▸ Written instruction
Copy the listing below in full and skip every picture.

▸ Record excerpts
|---|

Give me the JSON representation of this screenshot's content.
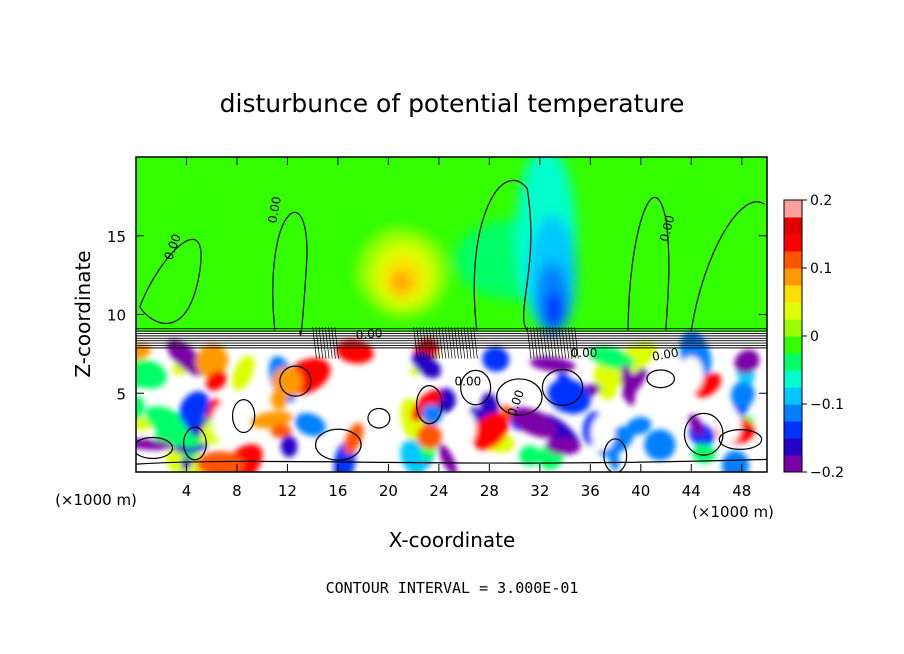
{
  "chart_data": {
    "type": "heatmap",
    "title": "disturbunce of potential temperature",
    "xlabel": "X-coordinate",
    "ylabel": "Z-coordinate",
    "x_unit": "(×1000 m)",
    "x_unit_right": "(×1000 m)",
    "xlim": [
      0,
      50
    ],
    "ylim": [
      0,
      20
    ],
    "x_ticks": [
      4,
      8,
      12,
      16,
      20,
      24,
      28,
      32,
      36,
      40,
      44,
      48
    ],
    "y_ticks": [
      5,
      10,
      15
    ],
    "colorbar": {
      "range": [
        -0.2,
        0.2
      ],
      "tick_values": [
        0.2,
        0.1,
        0,
        -0.1,
        -0.2
      ],
      "tick_labels": [
        "0.2",
        "0.1",
        "0",
        "−0.1",
        "−0.2"
      ],
      "colors": [
        "#7b00a8",
        "#2600c8",
        "#0033ff",
        "#0080ff",
        "#00c8ff",
        "#00ffcc",
        "#00ff66",
        "#33ff00",
        "#99ff00",
        "#ddff00",
        "#ffdd00",
        "#ff9900",
        "#ff5500",
        "#ff0000",
        "#e00000",
        "#ffa0a0"
      ]
    },
    "contour_labels": [
      "0.00",
      "0.00",
      "0.00",
      "0.00",
      "0.00",
      "0.00",
      "0.00",
      "0.00"
    ],
    "footer": "CONTOUR INTERVAL = 3.000E-01",
    "features": {
      "tropopause_z": 9,
      "warm_anomaly": {
        "x": 21,
        "z": 12,
        "value": 0.13
      },
      "cold_anomaly": {
        "x": 33,
        "z": 11,
        "value": -0.12
      },
      "background_value": 0.02
    }
  }
}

|---|

▸ The output
Give me the JSON representation of this screenshot's content.
{
  "chart_data": {
    "type": "heatmap",
    "title": "disturbunce of potential temperature",
    "xlabel": "X-coordinate",
    "ylabel": "Z-coordinate",
    "x_unit": "(×1000 m)",
    "x_unit_right": "(×1000 m)",
    "xlim": [
      0,
      50
    ],
    "ylim": [
      0,
      20
    ],
    "x_ticks": [
      4,
      8,
      12,
      16,
      20,
      24,
      28,
      32,
      36,
      40,
      44,
      48
    ],
    "y_ticks": [
      5,
      10,
      15
    ],
    "colorbar": {
      "range": [
        -0.2,
        0.2
      ],
      "tick_values": [
        0.2,
        0.1,
        0,
        -0.1,
        -0.2
      ],
      "tick_labels": [
        "0.2",
        "0.1",
        "0",
        "−0.1",
        "−0.2"
      ],
      "colors": [
        "#7b00a8",
        "#2600c8",
        "#0033ff",
        "#0080ff",
        "#00c8ff",
        "#00ffcc",
        "#00ff66",
        "#33ff00",
        "#99ff00",
        "#ddff00",
        "#ffdd00",
        "#ff9900",
        "#ff5500",
        "#ff0000",
        "#e00000",
        "#ffa0a0"
      ]
    },
    "contour_labels": [
      "0.00",
      "0.00",
      "0.00",
      "0.00",
      "0.00",
      "0.00",
      "0.00",
      "0.00"
    ],
    "footer": "CONTOUR INTERVAL = 3.000E-01",
    "features": {
      "tropopause_z": 9,
      "warm_anomaly": {
        "x": 21,
        "z": 12,
        "value": 0.13
      },
      "cold_anomaly": {
        "x": 33,
        "z": 11,
        "value": -0.12
      },
      "background_value": 0.02
    }
  }
}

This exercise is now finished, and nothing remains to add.